» **Exercise input**:
◆ ◆ ◆ ◆ ◆ ◆ ◆

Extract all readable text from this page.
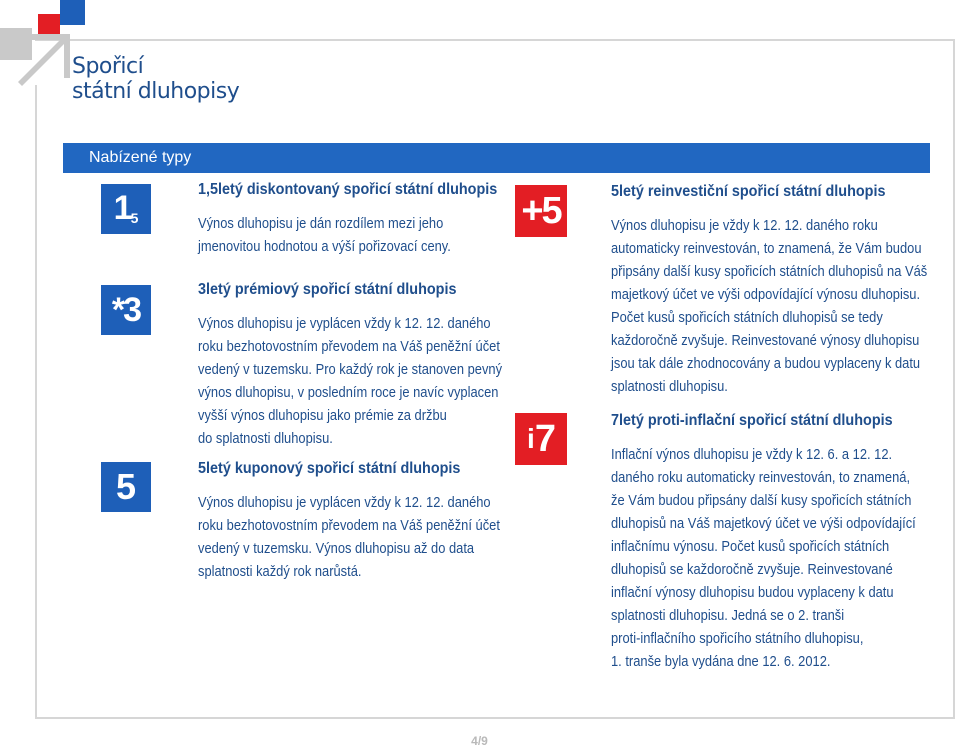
Spořicí
státní dluhopisy
Nabízené typy
1 5
*3
5
+5
i 7
1,5letý diskontovaný spořicí státní dluhopis
Výnos dluhopisu je dán rozdílem mezi jeho
jmenovitou hodnotou a výší pořizovací ceny.
3letý prémiový spořicí státní dluhopis
Výnos dluhopisu je vyplácen vždy k 12. 12. daného
roku bezhotovostním převodem na Váš peněžní účet
vedený v tuzemsku. Pro každý rok je stanoven pevný
výnos dluhopisu, v posledním roce je navíc vyplacen
vyšší výnos dluhopisu jako prémie za držbu
do splatnosti dluhopisu.
5letý kuponový spořicí státní dluhopis
Výnos dluhopisu je vyplácen vždy k 12. 12. daného
roku bezhotovostním převodem na Váš peněžní účet
vedený v tuzemsku. Výnos dluhopisu až do data
splatnosti každý rok narůstá.
5letý reinvestiční spořicí státní dluhopis
Výnos dluhopisu je vždy k 12. 12. daného roku
automaticky reinvestován, to znamená, že Vám budou
připsány další kusy spořicích státních dluhopisů na Váš
majetkový účet ve výši odpovídající výnosu dluhopisu.
Počet kusů spořicích státních dluhopisů se tedy
každoročně zvyšuje. Reinvestované výnosy dluhopisu
jsou tak dále zhodnocovány a budou vyplaceny k datu
splatnosti dluhopisu.
7letý proti-inflační spořicí státní dluhopis
Inflační výnos dluhopisu je vždy k 12. 6. a 12. 12.
daného roku automaticky reinvestován, to znamená,
že Vám budou připsány další kusy spořicích státních
dluhopisů na Váš majetkový účet ve výši odpovídající
inflačnímu výnosu. Počet kusů spořicích státních
dluhopisů se každoročně zvyšuje. Reinvestované
inflační výnosy dluhopisu budou vyplaceny k datu
splatnosti dluhopisu. Jedná se o 2. tranši
proti-inflačního spořicího státního dluhopisu,
1. tranše byla vydána dne 12. 6. 2012.
4/9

◆ ◆ ◆ ◆ ◆ ◆ ◆

» **What to do**: Copy every line of the listing where the word "státních" appears.

» **Answer in full**:
připsány další kusy spořicích státních dluhopisů na Váš
Počet kusů spořicích státních dluhopisů se tedy
že Vám budou připsány další kusy spořicích státních
inflačnímu výnosu. Počet kusů spořicích státních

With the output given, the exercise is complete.